Required task
Which lines hold the word "Basis"? Copy each of them.
--------------------------------
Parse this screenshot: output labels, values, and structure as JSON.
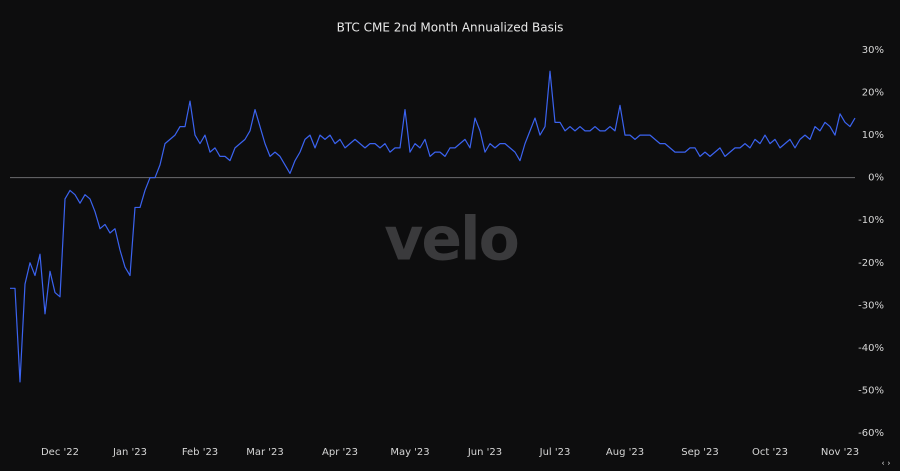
{
  "chart_data": {
    "type": "line",
    "title": "BTC CME 2nd Month Annualized Basis",
    "watermark": "velo",
    "categories": [
      null,
      null,
      null,
      null,
      null,
      null,
      null,
      null,
      null,
      null,
      "Dec '22",
      null,
      null,
      null,
      null,
      null,
      null,
      null,
      null,
      null,
      null,
      null,
      null,
      null,
      "Jan '23",
      null,
      null,
      null,
      null,
      null,
      null,
      null,
      null,
      null,
      null,
      null,
      null,
      null,
      "Feb '23",
      null,
      null,
      null,
      null,
      null,
      null,
      null,
      null,
      null,
      null,
      null,
      null,
      "Mar '23",
      null,
      null,
      null,
      null,
      null,
      null,
      null,
      null,
      null,
      null,
      null,
      null,
      null,
      null,
      "Apr '23",
      null,
      null,
      null,
      null,
      null,
      null,
      null,
      null,
      null,
      null,
      null,
      null,
      null,
      "May '23",
      null,
      null,
      null,
      null,
      null,
      null,
      null,
      null,
      null,
      null,
      null,
      null,
      null,
      null,
      "Jun '23",
      null,
      null,
      null,
      null,
      null,
      null,
      null,
      null,
      null,
      null,
      null,
      null,
      null,
      "Jul '23",
      null,
      null,
      null,
      null,
      null,
      null,
      null,
      null,
      null,
      null,
      null,
      null,
      null,
      "Aug '23",
      null,
      null,
      null,
      null,
      null,
      null,
      null,
      null,
      null,
      null,
      null,
      null,
      null,
      null,
      "Sep '23",
      null,
      null,
      null,
      null,
      null,
      null,
      null,
      null,
      null,
      null,
      null,
      null,
      null,
      "Oct '23",
      null,
      null,
      null,
      null,
      null,
      null,
      null,
      null,
      null,
      null,
      null,
      null,
      null,
      "Nov '23",
      null,
      null,
      null
    ],
    "series": [
      {
        "name": "BTC CME 2nd Month Annualized Basis",
        "color": "#3b63f0",
        "values": [
          -26,
          -26,
          -48,
          -25,
          -20,
          -23,
          -18,
          -32,
          -22,
          -27,
          -28,
          -5,
          -3,
          -4,
          -6,
          -4,
          -5,
          -8,
          -12,
          -11,
          -13,
          -12,
          -17,
          -21,
          -23,
          -7,
          -7,
          -3,
          0,
          0,
          3,
          8,
          9,
          10,
          12,
          12,
          18,
          10,
          8,
          10,
          6,
          7,
          5,
          5,
          4,
          7,
          8,
          9,
          11,
          16,
          12,
          8,
          5,
          6,
          5,
          3,
          1,
          4,
          6,
          9,
          10,
          7,
          10,
          9,
          10,
          8,
          9,
          7,
          8,
          9,
          8,
          7,
          8,
          8,
          7,
          8,
          6,
          7,
          7,
          16,
          6,
          8,
          7,
          9,
          5,
          6,
          6,
          5,
          7,
          7,
          8,
          9,
          7,
          14,
          11,
          6,
          8,
          7,
          8,
          8,
          7,
          6,
          4,
          8,
          11,
          14,
          10,
          12,
          25,
          13,
          13,
          11,
          12,
          11,
          12,
          11,
          11,
          12,
          11,
          11,
          12,
          11,
          17,
          10,
          10,
          9,
          10,
          10,
          10,
          9,
          8,
          8,
          7,
          6,
          6,
          6,
          7,
          7,
          5,
          6,
          5,
          6,
          7,
          5,
          6,
          7,
          7,
          8,
          7,
          9,
          8,
          10,
          8,
          9,
          7,
          8,
          9,
          7,
          9,
          10,
          9,
          12,
          11,
          13,
          12,
          10,
          15,
          13,
          12,
          14
        ]
      }
    ],
    "ylim": [
      -60,
      30
    ],
    "yticks": [
      {
        "value": -60,
        "label": "-60%"
      },
      {
        "value": -50,
        "label": "-50%"
      },
      {
        "value": -40,
        "label": "-40%"
      },
      {
        "value": -30,
        "label": "-30%"
      },
      {
        "value": -20,
        "label": "-20%"
      },
      {
        "value": -10,
        "label": "-10%"
      },
      {
        "value": 0,
        "label": "0%"
      },
      {
        "value": 10,
        "label": "10%"
      },
      {
        "value": 20,
        "label": "20%"
      },
      {
        "value": 30,
        "label": "30%"
      }
    ],
    "zero_line": true
  }
}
--------------------------------
Task result
    "title": "BTC CME 2nd Month Annualized Basis",
        "name": "BTC CME 2nd Month Annualized Basis",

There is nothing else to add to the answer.